> [Task to complete] Seek out every line containing the word "name", and copy each.

> [Excerpted records]
+ + +

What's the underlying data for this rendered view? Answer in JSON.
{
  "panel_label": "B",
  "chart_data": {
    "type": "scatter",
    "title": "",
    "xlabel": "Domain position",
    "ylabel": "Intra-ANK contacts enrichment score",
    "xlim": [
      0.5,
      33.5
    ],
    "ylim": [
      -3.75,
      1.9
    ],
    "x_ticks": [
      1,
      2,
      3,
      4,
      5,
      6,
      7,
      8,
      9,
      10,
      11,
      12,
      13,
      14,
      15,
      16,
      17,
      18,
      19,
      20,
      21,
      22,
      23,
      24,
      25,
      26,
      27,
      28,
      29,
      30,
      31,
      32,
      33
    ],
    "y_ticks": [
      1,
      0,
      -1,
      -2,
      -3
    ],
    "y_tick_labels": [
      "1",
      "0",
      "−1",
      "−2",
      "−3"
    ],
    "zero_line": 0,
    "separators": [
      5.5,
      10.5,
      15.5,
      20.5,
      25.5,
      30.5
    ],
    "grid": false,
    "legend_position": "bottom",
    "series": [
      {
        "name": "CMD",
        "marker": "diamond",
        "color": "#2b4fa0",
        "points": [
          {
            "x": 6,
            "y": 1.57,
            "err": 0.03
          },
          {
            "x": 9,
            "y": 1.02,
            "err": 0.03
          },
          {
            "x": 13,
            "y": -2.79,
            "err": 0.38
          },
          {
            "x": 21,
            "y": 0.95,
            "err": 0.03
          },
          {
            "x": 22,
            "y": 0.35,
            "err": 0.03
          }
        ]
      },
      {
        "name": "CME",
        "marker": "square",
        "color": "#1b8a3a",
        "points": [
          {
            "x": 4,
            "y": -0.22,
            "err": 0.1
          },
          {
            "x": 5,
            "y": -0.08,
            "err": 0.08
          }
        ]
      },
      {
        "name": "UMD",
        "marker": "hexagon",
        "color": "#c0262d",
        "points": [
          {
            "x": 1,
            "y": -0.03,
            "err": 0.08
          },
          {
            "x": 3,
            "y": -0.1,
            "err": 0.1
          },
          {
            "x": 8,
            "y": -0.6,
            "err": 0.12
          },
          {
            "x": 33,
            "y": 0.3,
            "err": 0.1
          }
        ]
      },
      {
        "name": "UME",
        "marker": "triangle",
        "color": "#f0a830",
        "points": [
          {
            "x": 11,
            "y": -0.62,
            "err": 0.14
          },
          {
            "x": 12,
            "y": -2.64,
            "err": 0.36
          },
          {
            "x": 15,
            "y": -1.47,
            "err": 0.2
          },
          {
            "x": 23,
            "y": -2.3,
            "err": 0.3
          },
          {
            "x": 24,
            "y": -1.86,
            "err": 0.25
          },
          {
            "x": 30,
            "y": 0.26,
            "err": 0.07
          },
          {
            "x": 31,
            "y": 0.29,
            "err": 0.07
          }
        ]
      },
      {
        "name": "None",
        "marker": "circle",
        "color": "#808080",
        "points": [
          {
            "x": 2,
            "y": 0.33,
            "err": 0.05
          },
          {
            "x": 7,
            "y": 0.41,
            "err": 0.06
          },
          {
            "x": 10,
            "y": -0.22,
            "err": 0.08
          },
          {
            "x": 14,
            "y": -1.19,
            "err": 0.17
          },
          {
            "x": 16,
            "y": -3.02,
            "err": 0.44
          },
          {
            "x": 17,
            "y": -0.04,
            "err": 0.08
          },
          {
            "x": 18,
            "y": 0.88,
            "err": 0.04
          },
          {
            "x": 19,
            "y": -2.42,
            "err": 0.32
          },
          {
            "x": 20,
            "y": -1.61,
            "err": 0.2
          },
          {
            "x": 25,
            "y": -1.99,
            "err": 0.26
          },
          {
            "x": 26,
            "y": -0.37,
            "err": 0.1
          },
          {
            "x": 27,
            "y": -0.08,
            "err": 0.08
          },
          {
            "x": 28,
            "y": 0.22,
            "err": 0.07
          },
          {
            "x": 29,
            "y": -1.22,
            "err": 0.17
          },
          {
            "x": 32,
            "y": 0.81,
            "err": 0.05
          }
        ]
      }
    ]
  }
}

+ + +

> [Answer to the task]
        "name": "CMD",
        "name": "CME",
        "name": "UMD",
        "name": "UME",
        "name": "None",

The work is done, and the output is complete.